WHAT THIS TASK INVOLVES |
Reproduce each line bearing the word "Jędrzejowska".

MATERIAL FOR THE TASK |

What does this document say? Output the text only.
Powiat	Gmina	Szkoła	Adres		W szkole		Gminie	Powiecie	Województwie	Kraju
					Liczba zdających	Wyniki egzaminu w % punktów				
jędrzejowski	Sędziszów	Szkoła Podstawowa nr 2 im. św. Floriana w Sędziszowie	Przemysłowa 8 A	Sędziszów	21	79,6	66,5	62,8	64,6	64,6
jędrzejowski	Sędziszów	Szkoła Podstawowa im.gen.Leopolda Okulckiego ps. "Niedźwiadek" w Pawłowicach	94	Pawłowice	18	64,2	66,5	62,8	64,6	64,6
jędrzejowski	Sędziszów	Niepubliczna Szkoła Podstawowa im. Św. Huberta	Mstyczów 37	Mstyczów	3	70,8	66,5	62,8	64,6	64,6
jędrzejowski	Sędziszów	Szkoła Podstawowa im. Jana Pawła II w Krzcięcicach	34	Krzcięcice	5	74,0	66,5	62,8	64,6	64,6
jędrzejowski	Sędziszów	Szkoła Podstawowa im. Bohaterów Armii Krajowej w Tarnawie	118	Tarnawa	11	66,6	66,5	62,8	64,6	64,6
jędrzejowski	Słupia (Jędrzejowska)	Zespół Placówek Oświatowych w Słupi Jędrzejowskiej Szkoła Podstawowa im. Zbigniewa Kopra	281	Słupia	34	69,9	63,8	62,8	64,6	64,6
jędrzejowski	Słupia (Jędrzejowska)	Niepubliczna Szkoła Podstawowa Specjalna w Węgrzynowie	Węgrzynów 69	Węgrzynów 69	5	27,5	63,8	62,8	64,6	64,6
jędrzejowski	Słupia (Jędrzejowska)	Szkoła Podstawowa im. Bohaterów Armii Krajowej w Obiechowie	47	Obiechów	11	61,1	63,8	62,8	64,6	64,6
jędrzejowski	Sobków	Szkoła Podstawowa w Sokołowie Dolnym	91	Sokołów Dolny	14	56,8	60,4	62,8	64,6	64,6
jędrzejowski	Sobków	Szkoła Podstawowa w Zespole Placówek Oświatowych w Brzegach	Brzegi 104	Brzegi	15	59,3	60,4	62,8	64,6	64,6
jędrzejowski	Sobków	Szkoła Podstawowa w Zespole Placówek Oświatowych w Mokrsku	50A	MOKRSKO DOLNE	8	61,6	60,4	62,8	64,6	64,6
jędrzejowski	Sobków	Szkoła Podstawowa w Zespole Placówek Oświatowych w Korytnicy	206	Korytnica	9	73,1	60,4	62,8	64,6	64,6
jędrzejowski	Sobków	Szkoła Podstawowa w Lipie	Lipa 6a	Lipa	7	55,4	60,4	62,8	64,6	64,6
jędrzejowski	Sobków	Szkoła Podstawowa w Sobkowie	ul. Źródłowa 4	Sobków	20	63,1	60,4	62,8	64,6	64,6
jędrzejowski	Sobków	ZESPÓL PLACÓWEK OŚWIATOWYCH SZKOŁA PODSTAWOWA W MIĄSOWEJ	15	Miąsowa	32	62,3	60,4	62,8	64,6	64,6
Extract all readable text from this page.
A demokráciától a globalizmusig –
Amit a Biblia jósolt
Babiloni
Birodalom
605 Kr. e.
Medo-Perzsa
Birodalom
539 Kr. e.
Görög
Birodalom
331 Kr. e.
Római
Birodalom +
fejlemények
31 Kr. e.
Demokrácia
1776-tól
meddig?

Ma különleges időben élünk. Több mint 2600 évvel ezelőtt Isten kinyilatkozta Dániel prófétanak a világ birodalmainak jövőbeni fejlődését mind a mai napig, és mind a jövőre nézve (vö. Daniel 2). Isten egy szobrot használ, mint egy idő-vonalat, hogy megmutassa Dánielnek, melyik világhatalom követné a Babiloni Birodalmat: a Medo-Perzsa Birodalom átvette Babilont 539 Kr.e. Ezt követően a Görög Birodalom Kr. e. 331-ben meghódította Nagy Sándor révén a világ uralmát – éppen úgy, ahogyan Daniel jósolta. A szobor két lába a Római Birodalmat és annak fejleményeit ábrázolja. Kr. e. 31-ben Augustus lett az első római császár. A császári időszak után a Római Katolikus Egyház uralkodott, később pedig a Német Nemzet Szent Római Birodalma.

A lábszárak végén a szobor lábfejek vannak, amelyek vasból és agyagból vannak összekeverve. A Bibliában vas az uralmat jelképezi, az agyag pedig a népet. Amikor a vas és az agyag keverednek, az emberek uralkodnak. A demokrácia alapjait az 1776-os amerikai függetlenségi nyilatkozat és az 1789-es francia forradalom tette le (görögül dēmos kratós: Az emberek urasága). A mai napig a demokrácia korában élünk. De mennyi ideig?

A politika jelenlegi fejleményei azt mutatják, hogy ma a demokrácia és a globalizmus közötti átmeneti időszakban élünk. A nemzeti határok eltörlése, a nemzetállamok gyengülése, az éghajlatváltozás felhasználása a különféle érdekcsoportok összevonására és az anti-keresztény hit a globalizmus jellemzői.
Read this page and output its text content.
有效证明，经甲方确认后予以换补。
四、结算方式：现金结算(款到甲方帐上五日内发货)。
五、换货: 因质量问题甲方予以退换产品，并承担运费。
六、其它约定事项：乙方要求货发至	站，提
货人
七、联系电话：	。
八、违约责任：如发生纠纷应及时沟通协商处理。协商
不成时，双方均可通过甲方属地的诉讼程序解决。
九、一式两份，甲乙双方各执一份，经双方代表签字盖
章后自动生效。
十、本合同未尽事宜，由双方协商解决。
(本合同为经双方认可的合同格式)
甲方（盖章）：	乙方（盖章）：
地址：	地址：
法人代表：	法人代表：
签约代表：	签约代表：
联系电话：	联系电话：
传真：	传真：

CORRECT ANSWER |
jędrzejowski	Słupia (Jędrzejowska)	Zespół Placówek Oświatowych w Słupi Jędrzejowskiej Szkoła Podstawowa im. Zbigniewa Kopra	281	Słupia	34	69,9	63,8	62,8	64,6	64,6
jędrzejowski	Słupia (Jędrzejowska)	Niepubliczna Szkoła Podstawowa Specjalna w Węgrzynowie	Węgrzynów 69	Węgrzynów 69	5	27,5	63,8	62,8	64,6	64,6
jędrzejowski	Słupia (Jędrzejowska)	Szkoła Podstawowa im. Bohaterów Armii Krajowej w Obiechowie	47	Obiechów	11	61,1	63,8	62,8	64,6	64,6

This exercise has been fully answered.